**Texto proporcionado**
No hay datos concretos para demostrarlo, pero tampoco es complicado deducirlo: en Estados Unidos, la lectura de libros de ficción ha disminuido un 17 por ciento en los últimos diez años, y menos de la mitad de los adultos dice haber leído un libro —uno solo— en los doce meses anteriores. Lo mismo ocurre en México —desde 2016 la lectura ha caído un 12,3 por ciento entre los jóvenes— y algo menos en España, donde sí crece el número de personas que dice no leer nunca. “Si juntamos todos los motivos”, dijo Oscar Chicharro, responsable del estudio español, “la mayoría de los que prefieren otro tipo de entretenimiento (en vez de la lectura) es porque prefieren ver pantallas”.
Pero no cualquier pantalla. Según un estudio reciente realizado en 45 países, el promedio diario de tiempo que una persona pasa mirando su celular es de seis horas con 37 minutos. Más de un cuarto del día, la mitad de la mitad de nuestra vida, casi lo mismo que le dedicamos al sueño o a una jornada de estudios. En su inclemente aventura por secuestrar nuestra atención, una de las primeras víctimas de las redes sociales y plataformas ha sido la lectura, especialmente la de libros.

**Listado extraído**
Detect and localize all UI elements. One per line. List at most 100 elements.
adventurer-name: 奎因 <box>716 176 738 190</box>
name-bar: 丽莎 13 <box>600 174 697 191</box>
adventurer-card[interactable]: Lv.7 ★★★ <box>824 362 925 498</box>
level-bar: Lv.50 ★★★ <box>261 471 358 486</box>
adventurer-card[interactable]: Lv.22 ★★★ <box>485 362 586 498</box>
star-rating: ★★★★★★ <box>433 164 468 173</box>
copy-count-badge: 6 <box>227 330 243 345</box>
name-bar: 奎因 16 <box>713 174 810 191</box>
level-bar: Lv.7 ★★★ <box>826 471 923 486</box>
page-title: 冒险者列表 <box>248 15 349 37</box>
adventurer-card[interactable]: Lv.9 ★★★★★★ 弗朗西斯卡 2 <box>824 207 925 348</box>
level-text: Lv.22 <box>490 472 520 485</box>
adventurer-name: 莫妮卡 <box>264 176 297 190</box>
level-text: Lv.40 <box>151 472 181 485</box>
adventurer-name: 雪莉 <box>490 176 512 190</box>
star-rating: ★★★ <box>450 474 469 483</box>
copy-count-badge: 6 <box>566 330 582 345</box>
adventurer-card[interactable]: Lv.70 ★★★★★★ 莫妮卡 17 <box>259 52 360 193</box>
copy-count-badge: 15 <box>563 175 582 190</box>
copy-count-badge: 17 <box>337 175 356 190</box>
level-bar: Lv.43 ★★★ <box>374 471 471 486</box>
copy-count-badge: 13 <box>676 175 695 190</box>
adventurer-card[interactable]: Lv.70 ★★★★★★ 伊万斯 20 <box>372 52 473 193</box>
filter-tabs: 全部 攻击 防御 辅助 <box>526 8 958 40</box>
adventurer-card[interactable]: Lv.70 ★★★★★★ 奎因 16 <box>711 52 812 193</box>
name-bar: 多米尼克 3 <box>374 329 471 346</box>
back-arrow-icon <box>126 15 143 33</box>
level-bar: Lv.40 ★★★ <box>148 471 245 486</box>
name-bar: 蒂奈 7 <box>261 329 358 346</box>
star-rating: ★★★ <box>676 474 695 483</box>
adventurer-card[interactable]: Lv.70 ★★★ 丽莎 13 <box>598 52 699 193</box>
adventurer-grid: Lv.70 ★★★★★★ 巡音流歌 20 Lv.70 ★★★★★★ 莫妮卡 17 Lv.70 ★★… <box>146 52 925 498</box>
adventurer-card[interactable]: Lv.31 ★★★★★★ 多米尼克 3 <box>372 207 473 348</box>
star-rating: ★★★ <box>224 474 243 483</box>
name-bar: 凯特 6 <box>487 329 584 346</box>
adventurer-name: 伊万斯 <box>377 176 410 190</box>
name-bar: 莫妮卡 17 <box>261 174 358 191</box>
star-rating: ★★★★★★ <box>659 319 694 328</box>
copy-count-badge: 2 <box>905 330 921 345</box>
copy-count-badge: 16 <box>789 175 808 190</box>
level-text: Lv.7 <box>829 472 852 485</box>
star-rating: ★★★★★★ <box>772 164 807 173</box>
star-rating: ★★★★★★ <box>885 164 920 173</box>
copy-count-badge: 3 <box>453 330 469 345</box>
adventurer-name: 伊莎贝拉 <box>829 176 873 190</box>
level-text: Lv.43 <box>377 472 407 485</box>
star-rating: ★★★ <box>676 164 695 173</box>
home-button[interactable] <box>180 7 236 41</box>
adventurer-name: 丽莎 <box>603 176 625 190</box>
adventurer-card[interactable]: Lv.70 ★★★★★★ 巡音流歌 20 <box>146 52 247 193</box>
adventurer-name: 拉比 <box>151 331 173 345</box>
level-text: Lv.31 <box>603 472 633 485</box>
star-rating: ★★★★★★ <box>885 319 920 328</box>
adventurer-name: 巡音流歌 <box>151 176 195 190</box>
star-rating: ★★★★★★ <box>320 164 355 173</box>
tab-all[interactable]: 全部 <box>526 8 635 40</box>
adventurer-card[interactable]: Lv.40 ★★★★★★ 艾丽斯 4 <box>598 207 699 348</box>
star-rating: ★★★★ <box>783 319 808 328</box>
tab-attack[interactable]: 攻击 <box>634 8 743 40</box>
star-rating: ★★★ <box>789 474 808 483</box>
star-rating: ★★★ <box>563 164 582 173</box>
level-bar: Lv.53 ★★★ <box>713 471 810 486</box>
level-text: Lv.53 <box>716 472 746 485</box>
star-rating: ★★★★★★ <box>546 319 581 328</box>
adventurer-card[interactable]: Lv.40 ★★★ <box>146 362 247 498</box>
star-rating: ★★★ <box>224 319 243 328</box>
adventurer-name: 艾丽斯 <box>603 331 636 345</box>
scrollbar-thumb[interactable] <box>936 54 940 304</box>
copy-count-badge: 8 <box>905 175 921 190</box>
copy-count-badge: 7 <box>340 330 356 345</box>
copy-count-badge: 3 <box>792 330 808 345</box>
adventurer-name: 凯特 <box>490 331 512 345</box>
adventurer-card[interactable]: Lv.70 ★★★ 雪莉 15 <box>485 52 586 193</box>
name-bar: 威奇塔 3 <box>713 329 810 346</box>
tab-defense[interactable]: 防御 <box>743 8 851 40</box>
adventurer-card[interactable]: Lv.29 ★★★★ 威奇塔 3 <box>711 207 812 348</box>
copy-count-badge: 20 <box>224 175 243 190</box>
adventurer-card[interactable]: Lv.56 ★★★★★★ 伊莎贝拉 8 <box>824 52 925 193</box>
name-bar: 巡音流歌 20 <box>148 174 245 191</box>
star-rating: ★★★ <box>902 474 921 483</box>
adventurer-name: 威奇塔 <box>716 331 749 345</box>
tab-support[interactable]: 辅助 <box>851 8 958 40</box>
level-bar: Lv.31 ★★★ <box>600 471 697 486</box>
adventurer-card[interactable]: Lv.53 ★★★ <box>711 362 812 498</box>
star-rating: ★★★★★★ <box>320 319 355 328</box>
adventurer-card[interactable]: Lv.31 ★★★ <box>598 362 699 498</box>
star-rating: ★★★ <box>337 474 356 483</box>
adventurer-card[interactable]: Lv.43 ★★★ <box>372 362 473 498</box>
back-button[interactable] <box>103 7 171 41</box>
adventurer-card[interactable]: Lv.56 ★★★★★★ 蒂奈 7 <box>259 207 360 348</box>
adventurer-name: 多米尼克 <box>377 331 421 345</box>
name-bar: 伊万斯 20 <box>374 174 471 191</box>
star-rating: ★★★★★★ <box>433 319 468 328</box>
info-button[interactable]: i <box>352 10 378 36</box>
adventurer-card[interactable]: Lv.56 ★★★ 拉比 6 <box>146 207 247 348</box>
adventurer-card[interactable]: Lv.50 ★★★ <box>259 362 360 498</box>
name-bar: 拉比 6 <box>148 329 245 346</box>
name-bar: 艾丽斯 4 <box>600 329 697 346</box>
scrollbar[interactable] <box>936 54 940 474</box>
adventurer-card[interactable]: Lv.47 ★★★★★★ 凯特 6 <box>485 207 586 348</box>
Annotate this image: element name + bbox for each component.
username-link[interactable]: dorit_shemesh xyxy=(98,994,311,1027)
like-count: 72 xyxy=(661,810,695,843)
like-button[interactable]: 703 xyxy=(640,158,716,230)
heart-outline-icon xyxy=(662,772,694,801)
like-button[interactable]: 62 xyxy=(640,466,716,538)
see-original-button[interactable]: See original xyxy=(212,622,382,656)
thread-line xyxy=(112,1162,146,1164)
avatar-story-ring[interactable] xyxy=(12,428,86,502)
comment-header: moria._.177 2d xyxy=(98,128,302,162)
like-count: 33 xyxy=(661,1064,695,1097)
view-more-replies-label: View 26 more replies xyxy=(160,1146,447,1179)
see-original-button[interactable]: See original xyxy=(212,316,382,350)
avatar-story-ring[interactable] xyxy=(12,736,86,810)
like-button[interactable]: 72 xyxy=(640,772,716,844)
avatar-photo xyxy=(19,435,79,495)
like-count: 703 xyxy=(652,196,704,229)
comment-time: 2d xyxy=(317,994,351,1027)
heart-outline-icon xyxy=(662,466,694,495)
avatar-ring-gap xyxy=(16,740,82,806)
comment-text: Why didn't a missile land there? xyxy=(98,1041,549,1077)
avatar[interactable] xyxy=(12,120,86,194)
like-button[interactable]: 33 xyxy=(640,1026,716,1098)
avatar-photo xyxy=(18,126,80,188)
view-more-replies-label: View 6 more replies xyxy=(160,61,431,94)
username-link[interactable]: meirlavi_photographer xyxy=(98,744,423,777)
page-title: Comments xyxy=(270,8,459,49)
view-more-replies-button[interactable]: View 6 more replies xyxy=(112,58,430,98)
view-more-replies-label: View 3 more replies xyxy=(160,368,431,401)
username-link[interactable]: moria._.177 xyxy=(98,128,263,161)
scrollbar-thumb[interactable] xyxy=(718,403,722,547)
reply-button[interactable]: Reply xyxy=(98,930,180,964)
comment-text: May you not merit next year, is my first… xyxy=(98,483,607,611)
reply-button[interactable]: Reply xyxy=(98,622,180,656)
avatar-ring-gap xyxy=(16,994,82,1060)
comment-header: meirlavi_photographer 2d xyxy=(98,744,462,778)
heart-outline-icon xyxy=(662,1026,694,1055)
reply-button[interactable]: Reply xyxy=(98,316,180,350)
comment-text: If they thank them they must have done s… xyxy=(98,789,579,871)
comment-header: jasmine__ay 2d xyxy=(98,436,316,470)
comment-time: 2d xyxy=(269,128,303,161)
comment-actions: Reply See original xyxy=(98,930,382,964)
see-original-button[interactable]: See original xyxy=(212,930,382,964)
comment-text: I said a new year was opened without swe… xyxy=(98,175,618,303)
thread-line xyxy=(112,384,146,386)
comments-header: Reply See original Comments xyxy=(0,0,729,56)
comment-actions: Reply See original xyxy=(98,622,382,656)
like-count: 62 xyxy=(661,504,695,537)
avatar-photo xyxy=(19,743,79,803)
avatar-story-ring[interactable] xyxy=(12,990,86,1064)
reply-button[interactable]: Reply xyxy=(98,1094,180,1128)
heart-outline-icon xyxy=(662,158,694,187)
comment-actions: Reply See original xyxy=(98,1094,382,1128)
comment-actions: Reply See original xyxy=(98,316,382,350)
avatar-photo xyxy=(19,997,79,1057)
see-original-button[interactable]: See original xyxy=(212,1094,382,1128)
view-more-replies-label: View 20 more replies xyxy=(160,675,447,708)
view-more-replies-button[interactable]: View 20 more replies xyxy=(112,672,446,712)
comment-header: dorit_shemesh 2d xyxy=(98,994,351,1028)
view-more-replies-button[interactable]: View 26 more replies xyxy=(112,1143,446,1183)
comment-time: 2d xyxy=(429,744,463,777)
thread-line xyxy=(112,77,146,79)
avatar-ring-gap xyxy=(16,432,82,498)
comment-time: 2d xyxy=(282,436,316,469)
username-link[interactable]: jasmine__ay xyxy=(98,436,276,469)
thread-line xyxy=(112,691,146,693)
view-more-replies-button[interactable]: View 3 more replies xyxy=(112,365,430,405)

**Tareas**
**1.** Conteste, a partir del texto sobre la caída de la lectura:
(a) ¿En qué porcentaje ha disminuido la lectura de libros de ficción en Estados Unidos en los últimos diez años?
(b) ¿Quién es el responsable del estudio español?
(c) ¿En cuántos países se realizó el estudio sobre el tiempo diario frente al celular?
**2.** Reproduzca sin cambios el fragmento del texto sobre la caída de la lectura que va desde "Pero no cualquier" hasta "la de libros.", ambos incluidos.
Responda únicamente con la información del texto sobre la caída de la lectura.

**Respuestas**
**1.**
(a) Un 17 por ciento.
(b) Oscar Chicharro.
(c) En 45 países.

**2.**
Pero no cualquier pantalla. Según un estudio reciente realizado en 45 países, el promedio diario de tiempo que una persona pasa mirando su celular es de seis horas con 37 minutos. Más de un cuarto del día, la mitad de la mitad de nuestra vida, casi lo mismo que le dedicamos al sueño o a una jornada de estudios. En su inclemente aventura por secuestrar nuestra atención, una de las primeras víctimas de las redes sociales y plataformas ha sido la lectura, especialmente la de libros.